The data below should be restated word for word, with every picture omitted.

(Records about charts and figures)
○ ○ ○ ○ ○
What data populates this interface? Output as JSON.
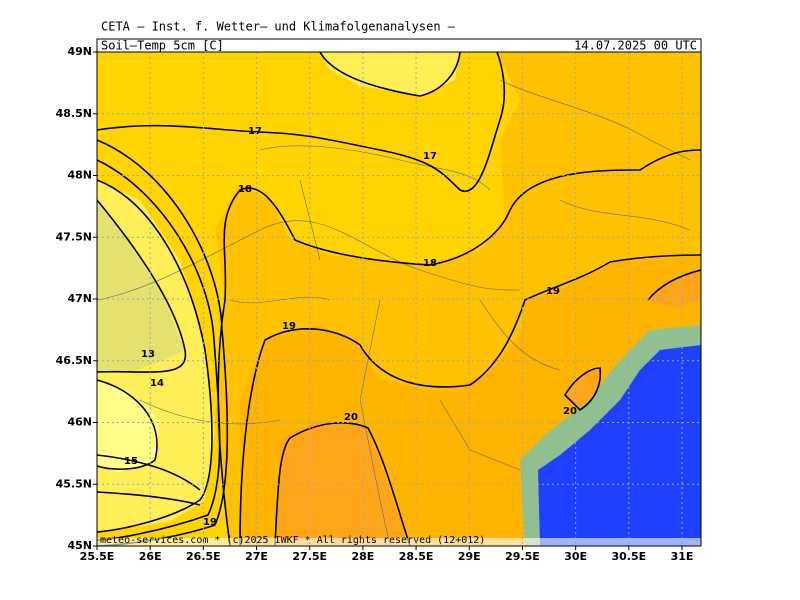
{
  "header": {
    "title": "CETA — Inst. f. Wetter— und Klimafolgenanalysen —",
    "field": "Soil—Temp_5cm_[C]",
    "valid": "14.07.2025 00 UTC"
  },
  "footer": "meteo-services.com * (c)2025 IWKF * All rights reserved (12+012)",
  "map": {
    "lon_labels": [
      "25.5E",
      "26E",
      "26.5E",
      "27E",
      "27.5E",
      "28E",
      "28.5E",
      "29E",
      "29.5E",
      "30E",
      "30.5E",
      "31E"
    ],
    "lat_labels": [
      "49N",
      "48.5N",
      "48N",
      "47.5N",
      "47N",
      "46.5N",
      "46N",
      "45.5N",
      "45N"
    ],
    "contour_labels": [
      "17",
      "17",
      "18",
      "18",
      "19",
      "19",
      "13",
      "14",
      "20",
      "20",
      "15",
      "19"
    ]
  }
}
○ ○ ○ ○ ○
Finished answer -
What data populates this interface? Output as JSON.
{
  "header": {
    "title": "CETA — Inst. f. Wetter— und Klimafolgenanalysen —",
    "field": "Soil—Temp_5cm_[C]",
    "valid": "14.07.2025 00 UTC"
  },
  "footer": "meteo-services.com * (c)2025 IWKF * All rights reserved (12+012)",
  "map": {
    "lon_labels": [
      "25.5E",
      "26E",
      "26.5E",
      "27E",
      "27.5E",
      "28E",
      "28.5E",
      "29E",
      "29.5E",
      "30E",
      "30.5E",
      "31E"
    ],
    "lat_labels": [
      "49N",
      "48.5N",
      "48N",
      "47.5N",
      "47N",
      "46.5N",
      "46N",
      "45.5N",
      "45N"
    ],
    "contour_labels": [
      "17",
      "17",
      "18",
      "18",
      "19",
      "19",
      "13",
      "14",
      "20",
      "20",
      "15",
      "19"
    ]
  }
}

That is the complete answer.